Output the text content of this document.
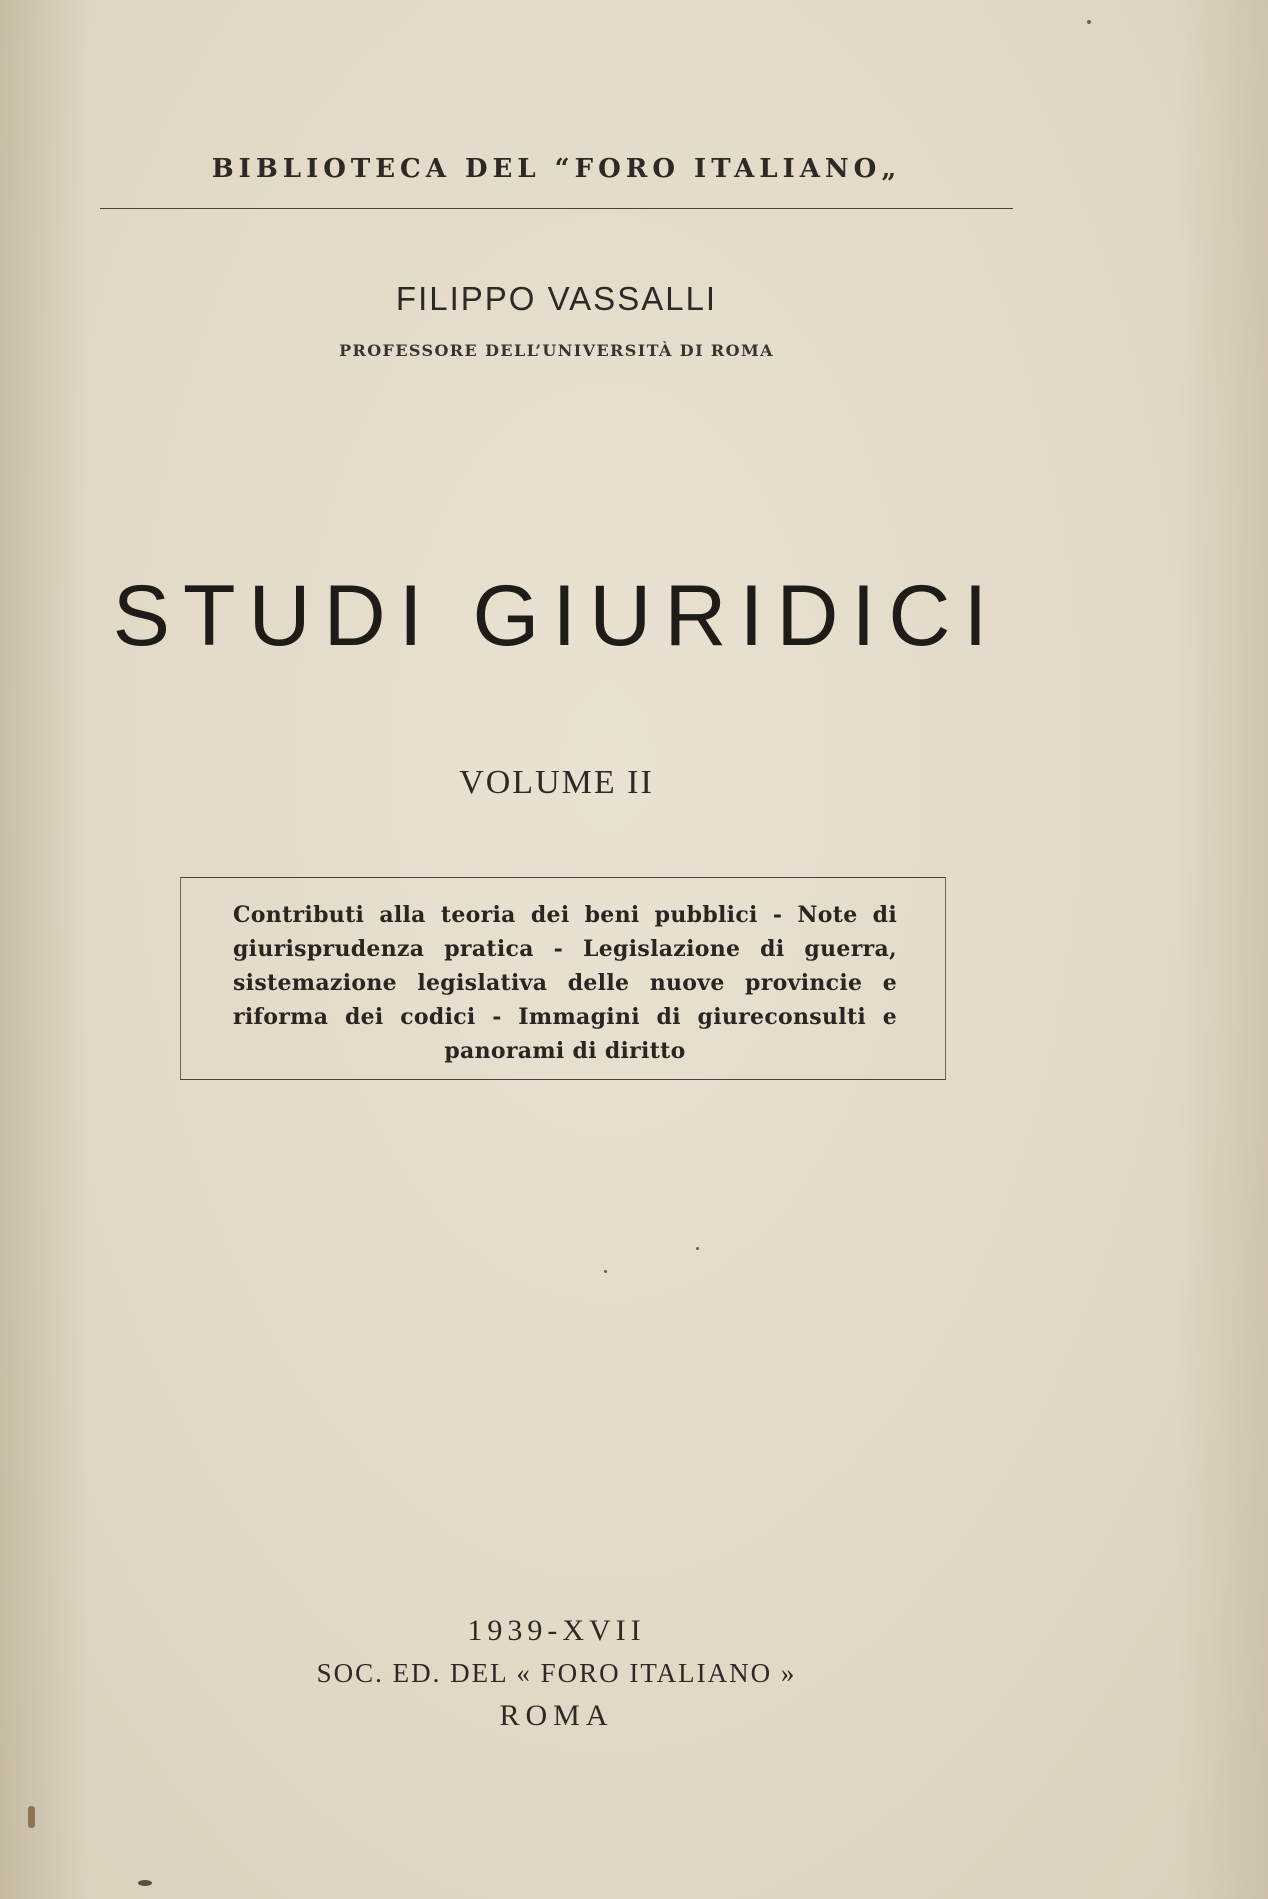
BIBLIOTECA DEL “FORO ITALIANO„
FILIPPO VASSALLI
PROFESSORE DELL’UNIVERSITÀ DI ROMA
STUDI GIURIDICI
VOLUME II
Contributi alla teoria dei beni pubblici - Note di giurisprudenza pratica - Legislazione di guerra, sistemazione legislativa delle nuove provincie e riforma dei codici - Immagini di giureconsulti e panorami di diritto
1939-XVII
SOC. ED. DEL « FORO ITALIANO »
ROMA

*Problem requirements:* Pictures don't belong in the copy. Restate all the entries exactly.

*Completed task:*
Output the text content of this document.
BIBLIOTECA DEL “FORO ITALIANO„
FILIPPO VASSALLI
PROFESSORE DELL’UNIVERSITÀ DI ROMA
STUDI GIURIDICI
VOLUME II
Contributi alla teoria dei beni pubblici - Note di giurisprudenza pratica - Legislazione di guerra, sistemazione legislativa delle nuove provincie e riforma dei codici - Immagini di giureconsulti e panorami di diritto
1939-XVII
SOC. ED. DEL « FORO ITALIANO »
ROMA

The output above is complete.